## Data shown
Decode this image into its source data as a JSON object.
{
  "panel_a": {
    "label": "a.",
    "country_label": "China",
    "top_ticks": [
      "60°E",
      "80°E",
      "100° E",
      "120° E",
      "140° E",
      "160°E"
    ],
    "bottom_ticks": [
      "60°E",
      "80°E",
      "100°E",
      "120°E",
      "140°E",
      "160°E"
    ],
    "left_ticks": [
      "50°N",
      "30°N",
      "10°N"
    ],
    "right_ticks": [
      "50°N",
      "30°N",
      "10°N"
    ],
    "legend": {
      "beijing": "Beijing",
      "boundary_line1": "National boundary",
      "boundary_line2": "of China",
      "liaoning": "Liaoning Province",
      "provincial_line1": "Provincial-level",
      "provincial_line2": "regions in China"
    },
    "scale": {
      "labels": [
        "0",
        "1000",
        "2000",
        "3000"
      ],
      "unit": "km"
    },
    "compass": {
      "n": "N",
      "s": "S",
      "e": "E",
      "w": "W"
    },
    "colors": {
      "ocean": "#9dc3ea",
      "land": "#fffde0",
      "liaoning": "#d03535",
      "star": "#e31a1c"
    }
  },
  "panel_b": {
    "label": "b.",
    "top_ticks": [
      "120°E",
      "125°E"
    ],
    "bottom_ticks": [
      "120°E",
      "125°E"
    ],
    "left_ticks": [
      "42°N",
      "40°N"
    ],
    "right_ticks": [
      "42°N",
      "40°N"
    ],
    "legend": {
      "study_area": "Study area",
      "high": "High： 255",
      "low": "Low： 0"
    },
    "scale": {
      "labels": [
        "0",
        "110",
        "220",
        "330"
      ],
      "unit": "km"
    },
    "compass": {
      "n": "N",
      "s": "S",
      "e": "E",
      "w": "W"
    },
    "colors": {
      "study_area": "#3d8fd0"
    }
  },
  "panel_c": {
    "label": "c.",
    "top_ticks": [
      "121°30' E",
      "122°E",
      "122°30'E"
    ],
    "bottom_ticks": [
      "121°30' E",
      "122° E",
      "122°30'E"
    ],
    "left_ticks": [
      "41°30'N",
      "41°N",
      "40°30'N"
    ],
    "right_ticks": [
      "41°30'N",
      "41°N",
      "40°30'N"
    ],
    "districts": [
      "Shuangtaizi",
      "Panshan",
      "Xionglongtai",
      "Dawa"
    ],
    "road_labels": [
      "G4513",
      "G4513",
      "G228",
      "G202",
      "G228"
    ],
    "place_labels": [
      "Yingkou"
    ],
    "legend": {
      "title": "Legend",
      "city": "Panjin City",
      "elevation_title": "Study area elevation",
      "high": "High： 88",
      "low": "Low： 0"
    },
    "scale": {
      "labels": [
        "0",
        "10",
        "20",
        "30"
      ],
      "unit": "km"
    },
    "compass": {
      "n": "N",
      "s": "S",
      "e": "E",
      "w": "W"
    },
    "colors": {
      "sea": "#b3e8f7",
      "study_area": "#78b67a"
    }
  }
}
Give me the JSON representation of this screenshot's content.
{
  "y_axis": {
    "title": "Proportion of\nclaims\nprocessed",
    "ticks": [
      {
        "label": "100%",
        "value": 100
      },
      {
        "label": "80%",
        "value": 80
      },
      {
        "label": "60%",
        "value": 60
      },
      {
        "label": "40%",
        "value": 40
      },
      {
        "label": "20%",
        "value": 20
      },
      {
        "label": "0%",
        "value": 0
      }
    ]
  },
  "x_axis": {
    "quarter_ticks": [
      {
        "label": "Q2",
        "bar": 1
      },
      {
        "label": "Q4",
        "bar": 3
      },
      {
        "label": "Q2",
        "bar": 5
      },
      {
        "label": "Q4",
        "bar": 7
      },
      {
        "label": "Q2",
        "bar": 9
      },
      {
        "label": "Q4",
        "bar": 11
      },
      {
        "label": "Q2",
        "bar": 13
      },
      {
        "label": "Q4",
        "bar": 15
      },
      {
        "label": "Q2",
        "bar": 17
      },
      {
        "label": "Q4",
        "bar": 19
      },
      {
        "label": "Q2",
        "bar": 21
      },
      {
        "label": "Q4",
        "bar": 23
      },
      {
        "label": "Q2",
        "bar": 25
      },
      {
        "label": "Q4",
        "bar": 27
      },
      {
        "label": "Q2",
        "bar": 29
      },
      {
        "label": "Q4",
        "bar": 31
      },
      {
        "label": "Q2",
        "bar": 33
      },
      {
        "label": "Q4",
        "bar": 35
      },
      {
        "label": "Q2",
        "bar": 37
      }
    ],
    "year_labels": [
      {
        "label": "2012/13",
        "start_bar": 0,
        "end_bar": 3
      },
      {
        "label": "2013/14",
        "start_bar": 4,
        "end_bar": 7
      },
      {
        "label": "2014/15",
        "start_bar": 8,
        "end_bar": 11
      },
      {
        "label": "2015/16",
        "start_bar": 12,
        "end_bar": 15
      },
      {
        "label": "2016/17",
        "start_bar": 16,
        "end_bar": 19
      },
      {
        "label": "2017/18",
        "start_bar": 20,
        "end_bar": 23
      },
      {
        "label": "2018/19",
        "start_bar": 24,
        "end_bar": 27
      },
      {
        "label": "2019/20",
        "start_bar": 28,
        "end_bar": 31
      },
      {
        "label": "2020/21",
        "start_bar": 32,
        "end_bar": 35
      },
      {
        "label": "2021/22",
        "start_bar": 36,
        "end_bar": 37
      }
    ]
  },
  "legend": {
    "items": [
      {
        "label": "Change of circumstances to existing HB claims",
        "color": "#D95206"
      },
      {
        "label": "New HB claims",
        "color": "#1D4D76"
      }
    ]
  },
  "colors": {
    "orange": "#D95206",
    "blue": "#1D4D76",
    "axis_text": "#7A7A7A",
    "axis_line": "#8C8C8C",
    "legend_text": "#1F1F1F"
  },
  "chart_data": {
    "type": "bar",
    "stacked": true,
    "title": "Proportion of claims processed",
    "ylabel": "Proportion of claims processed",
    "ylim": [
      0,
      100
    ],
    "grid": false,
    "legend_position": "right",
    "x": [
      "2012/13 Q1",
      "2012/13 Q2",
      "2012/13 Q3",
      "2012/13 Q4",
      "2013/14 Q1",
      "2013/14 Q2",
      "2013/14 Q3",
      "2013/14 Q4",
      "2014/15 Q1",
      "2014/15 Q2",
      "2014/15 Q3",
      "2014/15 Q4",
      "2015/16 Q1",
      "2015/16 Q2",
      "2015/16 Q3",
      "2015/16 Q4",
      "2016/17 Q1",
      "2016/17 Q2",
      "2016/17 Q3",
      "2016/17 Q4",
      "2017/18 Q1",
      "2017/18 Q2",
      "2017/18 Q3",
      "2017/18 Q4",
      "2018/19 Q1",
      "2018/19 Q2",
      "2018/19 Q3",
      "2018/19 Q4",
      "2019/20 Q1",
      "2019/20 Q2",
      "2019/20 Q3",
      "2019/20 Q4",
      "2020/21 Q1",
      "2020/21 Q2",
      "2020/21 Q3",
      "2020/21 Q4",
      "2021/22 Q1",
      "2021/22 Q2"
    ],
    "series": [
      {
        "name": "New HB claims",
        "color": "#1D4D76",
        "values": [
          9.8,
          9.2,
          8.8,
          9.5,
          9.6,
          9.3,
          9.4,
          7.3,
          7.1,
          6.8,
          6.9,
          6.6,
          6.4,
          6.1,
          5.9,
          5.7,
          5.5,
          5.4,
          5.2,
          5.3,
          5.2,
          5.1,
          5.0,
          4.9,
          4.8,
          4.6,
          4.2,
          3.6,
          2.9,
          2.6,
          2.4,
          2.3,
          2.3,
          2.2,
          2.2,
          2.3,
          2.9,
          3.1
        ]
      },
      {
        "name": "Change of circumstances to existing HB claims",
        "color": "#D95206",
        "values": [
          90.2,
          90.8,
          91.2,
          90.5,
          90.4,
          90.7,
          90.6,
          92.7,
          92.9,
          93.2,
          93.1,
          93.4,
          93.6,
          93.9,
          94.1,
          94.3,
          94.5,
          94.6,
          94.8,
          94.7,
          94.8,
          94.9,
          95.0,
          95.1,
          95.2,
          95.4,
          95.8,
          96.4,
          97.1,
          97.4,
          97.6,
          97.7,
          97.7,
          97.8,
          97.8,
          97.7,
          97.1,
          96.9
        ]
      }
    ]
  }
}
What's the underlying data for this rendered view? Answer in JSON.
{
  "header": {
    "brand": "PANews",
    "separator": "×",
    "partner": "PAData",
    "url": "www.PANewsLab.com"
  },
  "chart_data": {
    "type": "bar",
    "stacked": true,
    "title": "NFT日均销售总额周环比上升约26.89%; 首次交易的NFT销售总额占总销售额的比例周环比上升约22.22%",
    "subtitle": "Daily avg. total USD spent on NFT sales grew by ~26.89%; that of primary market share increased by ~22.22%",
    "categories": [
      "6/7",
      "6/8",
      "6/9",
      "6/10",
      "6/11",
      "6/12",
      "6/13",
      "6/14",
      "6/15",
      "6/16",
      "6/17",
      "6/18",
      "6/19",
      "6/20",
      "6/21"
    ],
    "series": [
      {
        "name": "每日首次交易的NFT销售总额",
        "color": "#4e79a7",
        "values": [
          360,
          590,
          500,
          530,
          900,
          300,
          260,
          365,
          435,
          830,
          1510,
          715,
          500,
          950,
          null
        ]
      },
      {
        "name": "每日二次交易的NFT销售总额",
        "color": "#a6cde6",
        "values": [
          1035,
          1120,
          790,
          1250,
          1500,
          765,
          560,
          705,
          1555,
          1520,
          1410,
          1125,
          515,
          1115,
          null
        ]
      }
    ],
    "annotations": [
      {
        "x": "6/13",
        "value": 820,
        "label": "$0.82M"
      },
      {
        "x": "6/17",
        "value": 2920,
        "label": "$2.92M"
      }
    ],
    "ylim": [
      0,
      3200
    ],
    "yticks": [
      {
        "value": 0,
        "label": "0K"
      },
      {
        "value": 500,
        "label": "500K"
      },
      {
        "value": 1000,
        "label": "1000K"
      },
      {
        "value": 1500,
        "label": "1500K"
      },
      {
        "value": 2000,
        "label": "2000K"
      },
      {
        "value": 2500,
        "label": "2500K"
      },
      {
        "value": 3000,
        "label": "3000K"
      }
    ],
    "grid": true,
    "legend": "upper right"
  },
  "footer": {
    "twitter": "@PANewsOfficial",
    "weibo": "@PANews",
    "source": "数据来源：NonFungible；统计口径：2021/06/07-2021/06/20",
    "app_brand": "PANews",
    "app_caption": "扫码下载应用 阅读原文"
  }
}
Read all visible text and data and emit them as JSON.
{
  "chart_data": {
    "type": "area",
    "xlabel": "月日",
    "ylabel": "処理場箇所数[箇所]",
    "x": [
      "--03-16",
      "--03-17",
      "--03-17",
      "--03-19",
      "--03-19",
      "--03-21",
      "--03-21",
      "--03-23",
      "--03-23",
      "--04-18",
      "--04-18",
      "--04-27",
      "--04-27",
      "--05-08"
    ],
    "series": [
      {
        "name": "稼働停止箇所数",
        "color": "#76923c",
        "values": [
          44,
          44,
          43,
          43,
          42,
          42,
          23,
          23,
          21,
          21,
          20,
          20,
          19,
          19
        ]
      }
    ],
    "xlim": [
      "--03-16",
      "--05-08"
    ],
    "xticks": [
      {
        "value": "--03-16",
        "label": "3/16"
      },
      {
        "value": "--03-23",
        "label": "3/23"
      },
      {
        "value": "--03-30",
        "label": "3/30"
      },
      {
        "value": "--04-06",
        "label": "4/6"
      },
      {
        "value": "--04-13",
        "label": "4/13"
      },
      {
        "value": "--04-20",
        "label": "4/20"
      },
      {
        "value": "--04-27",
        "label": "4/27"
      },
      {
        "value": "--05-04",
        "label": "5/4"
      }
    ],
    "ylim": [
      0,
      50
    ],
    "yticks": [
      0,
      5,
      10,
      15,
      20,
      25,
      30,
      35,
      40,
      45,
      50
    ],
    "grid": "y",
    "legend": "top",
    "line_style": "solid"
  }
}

## Exercise prompt
Check each line above for the string "Proportion" and show the ones that have it.

## Complete output
    "title": "Proportion of\nclaims\nprocessed",
    "title": "Proportion of claims processed",
    "ylabel": "Proportion of claims processed",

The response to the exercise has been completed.